■ PROBLEM REQUIREMENTS
From the entries below, pull out each line where "Lowestoft" appears.

■ MATERIALS PROVIDED
━━━━━━━━
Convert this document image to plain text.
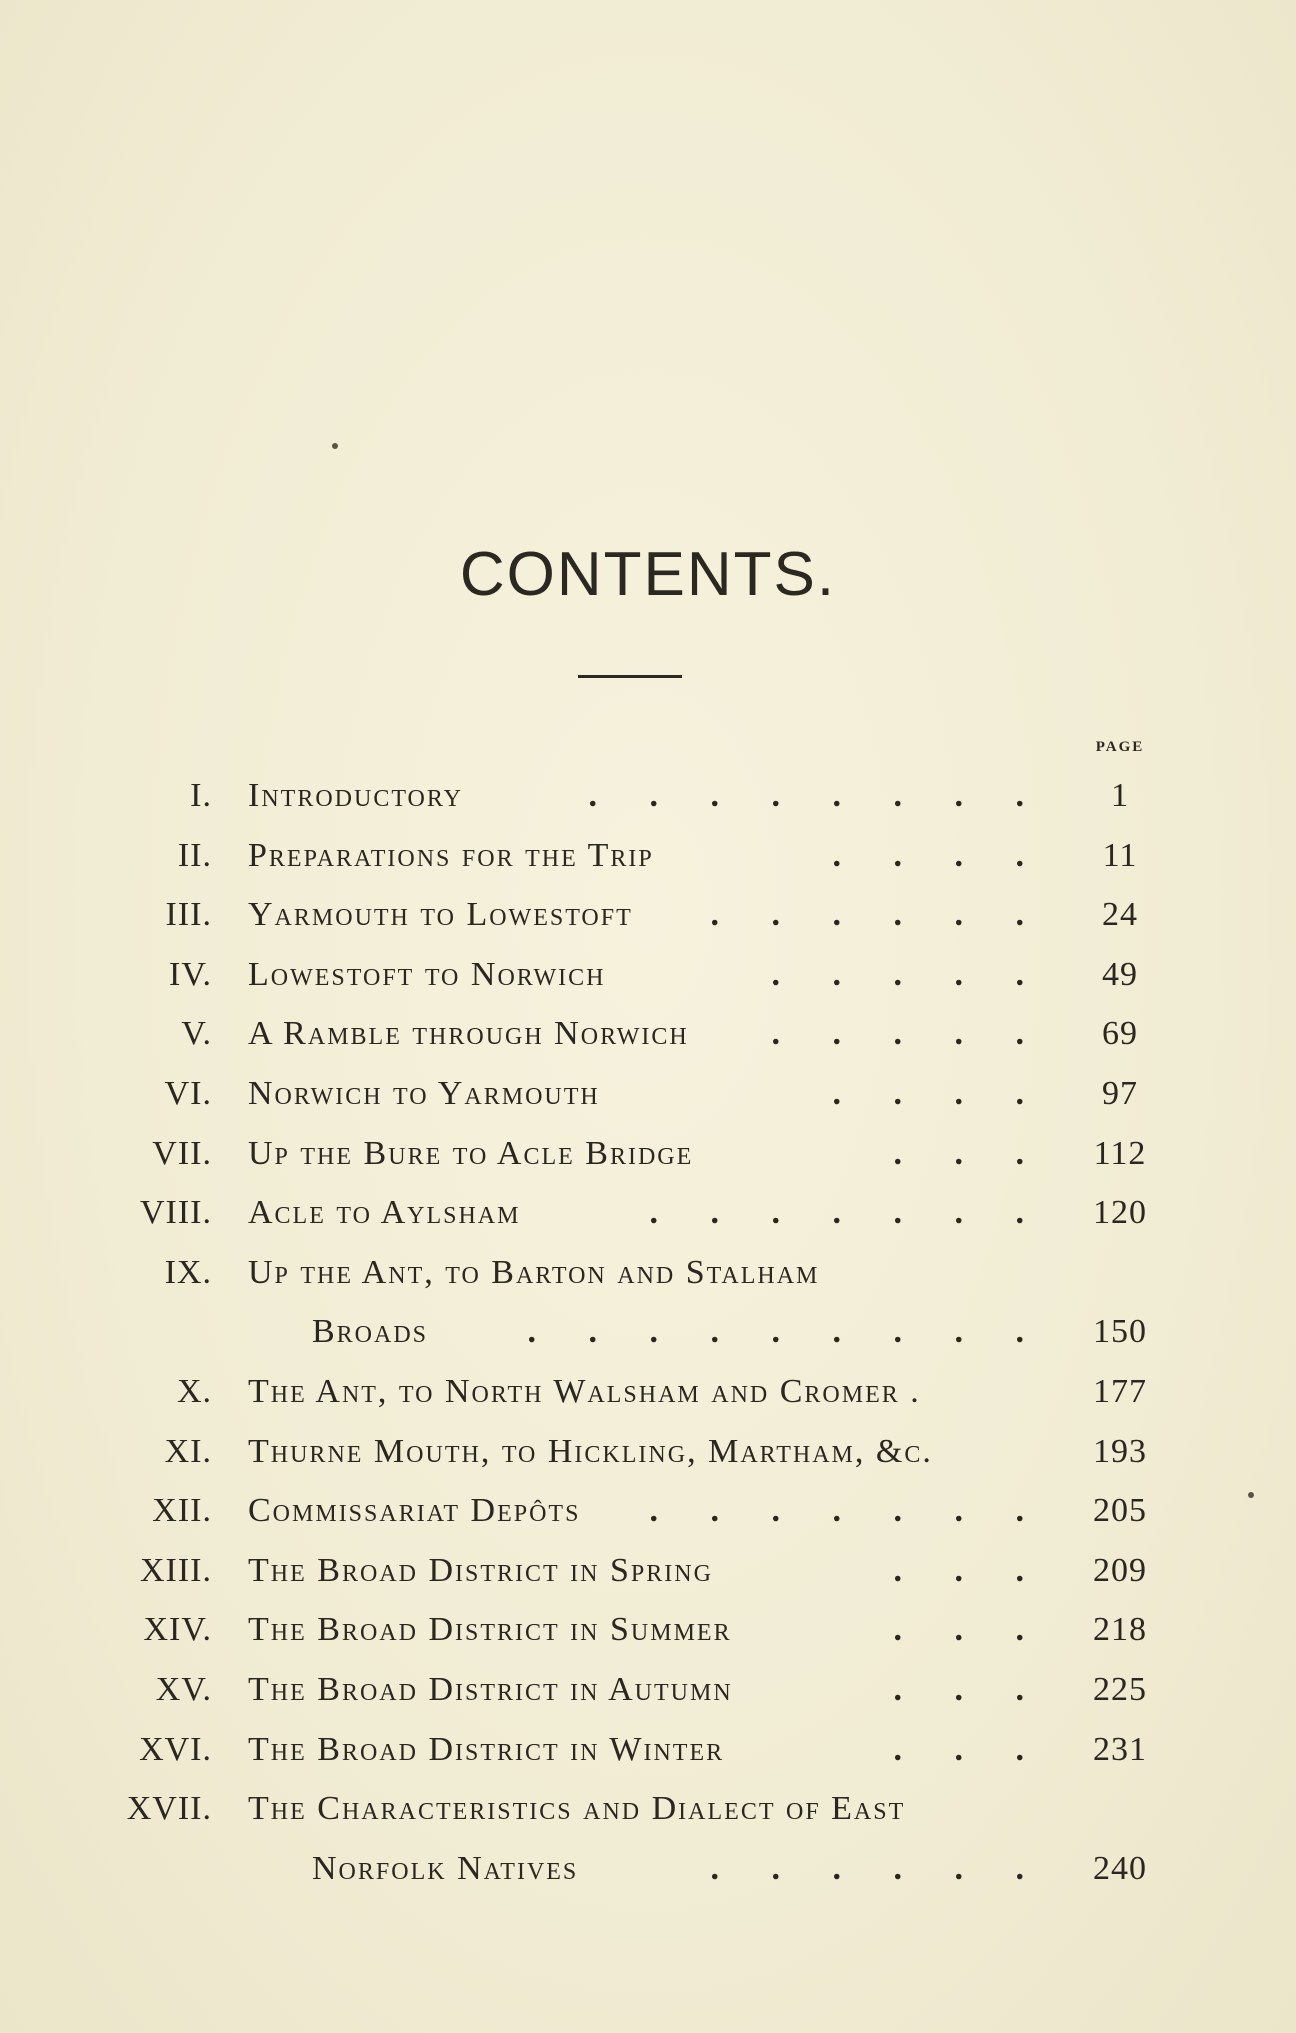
CONTENTS.
PAGE
I. Introductory	. . . . . . . .	1
II. Preparations for the Trip	. . . .	11
III. Yarmouth to Lowestoft . . . . . .	24
IV. Lowestoft to Norwich	. . . . .	49
V. A Ramble through Norwich . . . . .	69
VI. Norwich to Yarmouth	. . . .	97
VII. Up the Bure to Acle Bridge	. . .	112
VIII. Acle to Aylsham	. . . . . . .	120
IX. Up the Ant, to Barton and Stalham
Broads	. . . . . . . . .	150
X. The Ant, to North Walsham and Cromer .	177
XI. Thurne Mouth, to Hickling, Martham, &c.	193
XII. Commissariat Depôts . . . . . . .	205
XIII. The Broad District in Spring	. . .	209
XIV. The Broad District in Summer	. . .	218
XV. The Broad District in Autumn	. . .	225
XVI. The Broad District in Winter	. . .	231
XVII. The Characteristics and Dialect of East
Norfolk Natives	. . . . . .	240
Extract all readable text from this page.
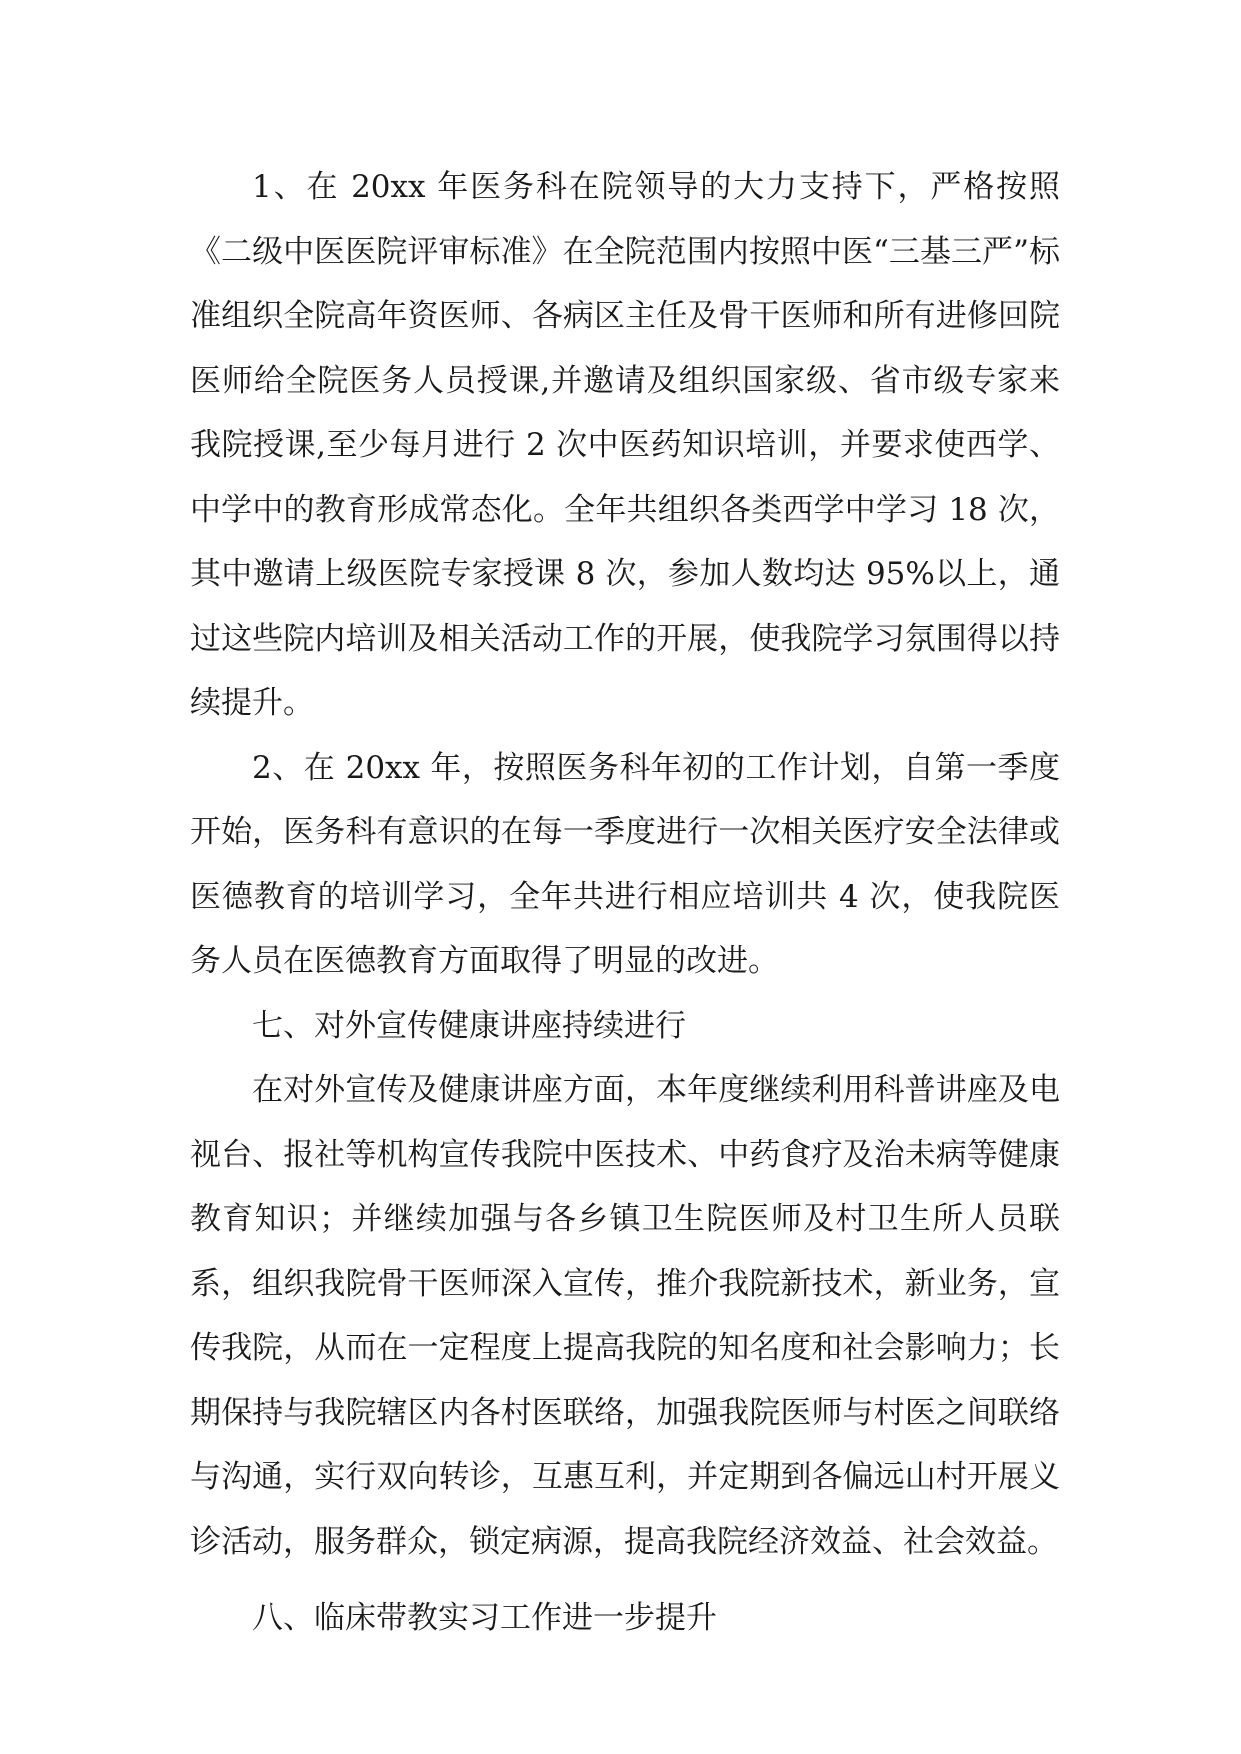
1、在 20xx 年医务科在院领导的大力支持下，严格按照《二级中医医院评审标准》在全院范围内按照中医“三基三严”标准组织全院高年资医师、各病区主任及骨干医师和所有进修回院医师给全院医务人员授课,并邀请及组织国家级、省市级专家来我院授课,至少每月进行 2 次中医药知识培训，并要求使西学、中学中的教育形成常态化。全年共组织各类西学中学习 18 次，其中邀请上级医院专家授课 8 次，参加人数均达 95%以上，通过这些院内培训及相关活动工作的开展，使我院学习氛围得以持续提升。

2、在 20xx 年，按照医务科年初的工作计划，自第一季度开始，医务科有意识的在每一季度进行一次相关医疗安全法律或医德教育的培训学习，全年共进行相应培训共 4 次，使我院医务人员在医德教育方面取得了明显的改进。

七、对外宣传健康讲座持续进行

在对外宣传及健康讲座方面，本年度继续利用科普讲座及电视台、报社等机构宣传我院中医技术、中药食疗及治未病等健康教育知识；并继续加强与各乡镇卫生院医师及村卫生所人员联系，组织我院骨干医师深入宣传，推介我院新技术，新业务，宣传我院，从而在一定程度上提高我院的知名度和社会影响力；长期保持与我院辖区内各村医联络，加强我院医师与村医之间联络与沟通，实行双向转诊，互惠互利，并定期到各偏远山村开展义诊活动，服务群众，锁定病源，提高我院经济效益、社会效益。

八、临床带教实习工作进一步提升
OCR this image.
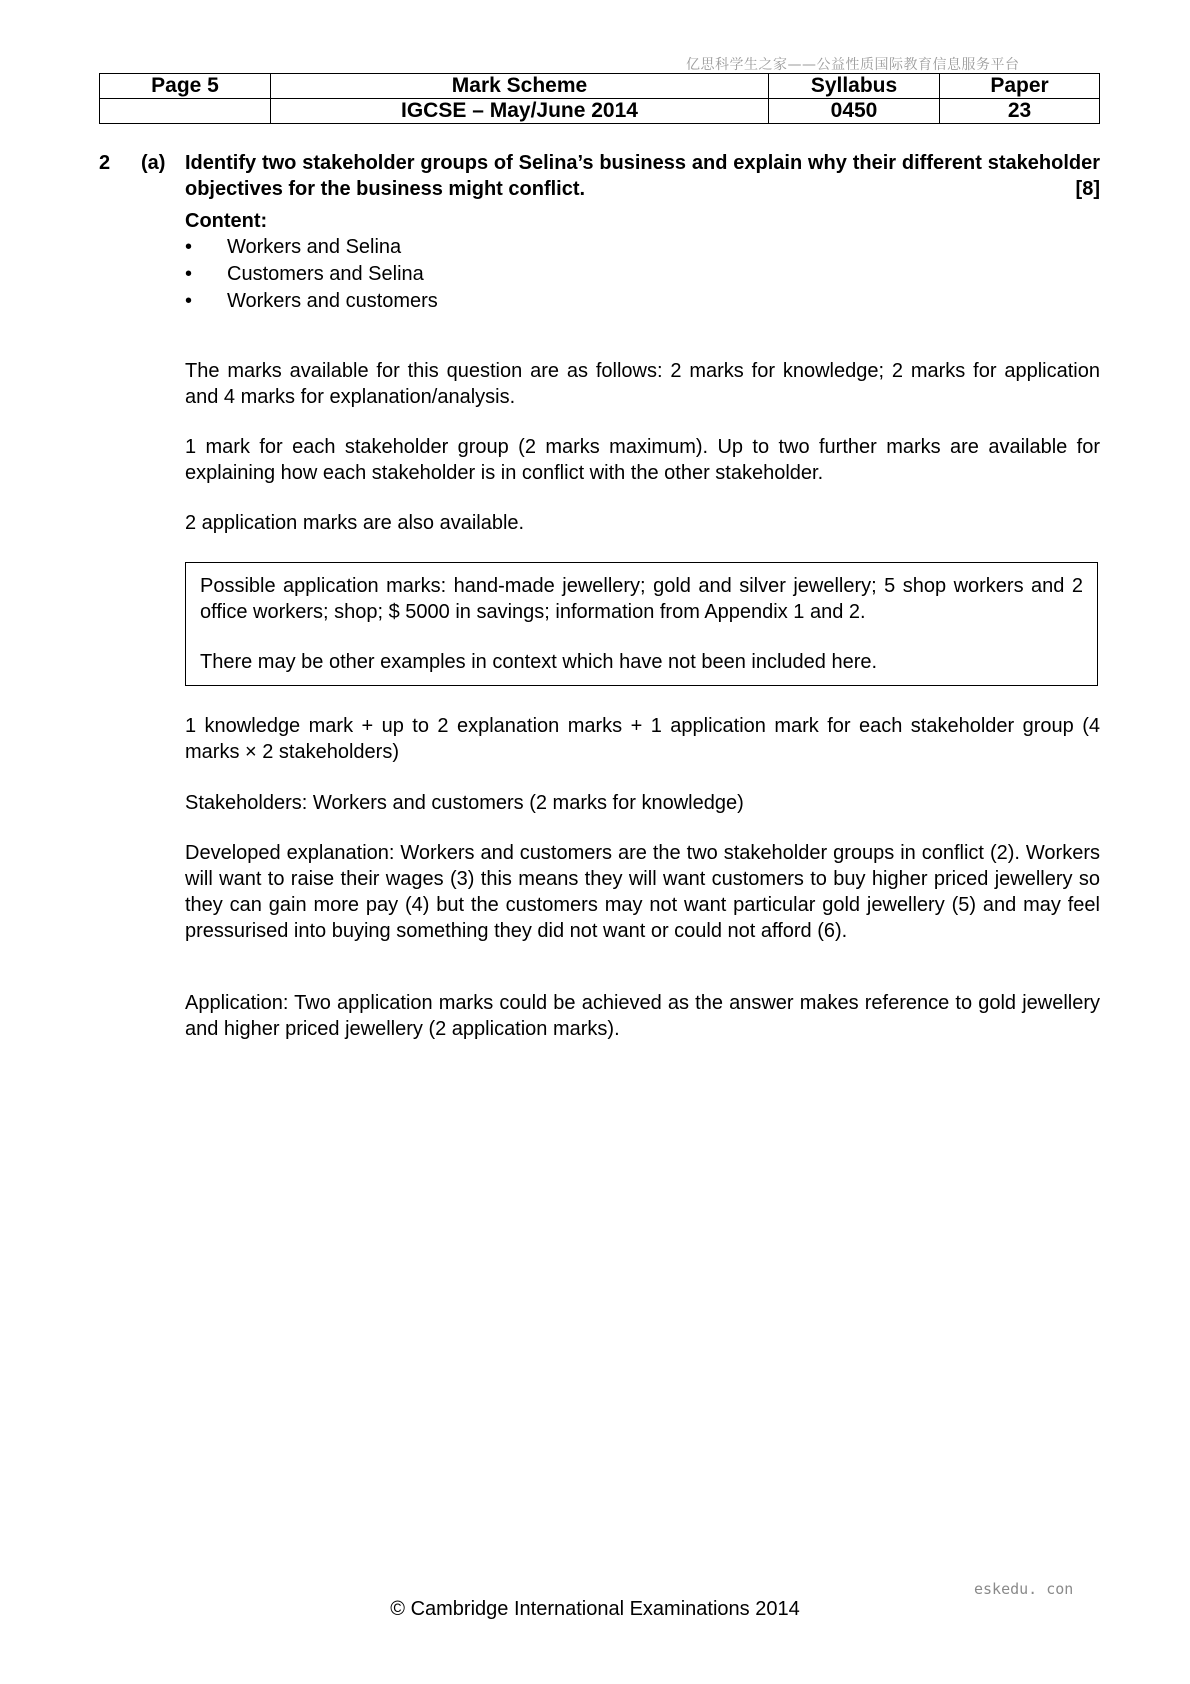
亿思科学生之家——公益性质国际教育信息服务平台
Page 5	Mark Scheme	Syllabus	Paper
	IGCSE – May/June 2014	0450	23
2 (a) Identify two stakeholder groups of Selina’s business and explain why their different stakeholder objectives for the business might conflict.	[8]
Content:
• Workers and Selina
• Customers and Selina
• Workers and customers
The marks available for this question are as follows: 2 marks for knowledge; 2 marks for application and 4 marks for explanation/analysis.
1 mark for each stakeholder group (2 marks maximum). Up to two further marks are available for explaining how each stakeholder is in conflict with the other stakeholder.
2 application marks are also available.

Possible application marks: hand-made jewellery; gold and silver jewellery; 5 shop workers and 2 office workers; shop; $ 5000 in savings; information from Appendix 1 and 2.

There may be other examples in context which have not been included here.

1 knowledge mark + up to 2 explanation marks + 1 application mark for each stakeholder group (4 marks × 2 stakeholders)
Stakeholders: Workers and customers (2 marks for knowledge)
Developed explanation: Workers and customers are the two stakeholder groups in conflict (2). Workers will want to raise their wages (3) this means they will want customers to buy higher priced jewellery so they can gain more pay (4) but the customers may not want particular gold jewellery (5) and may feel pressurised into buying something they did not want or could not afford (6).
Application: Two application marks could be achieved as the answer makes reference to gold jewellery and higher priced jewellery (2 application marks).
eskedu. con
© Cambridge International Examinations 2014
━━━━━━━━
■ THE SOLUTION
III. Yarmouth to Lowestoft . . . . . .	24
IV. Lowestoft to Norwich	. . . . .	49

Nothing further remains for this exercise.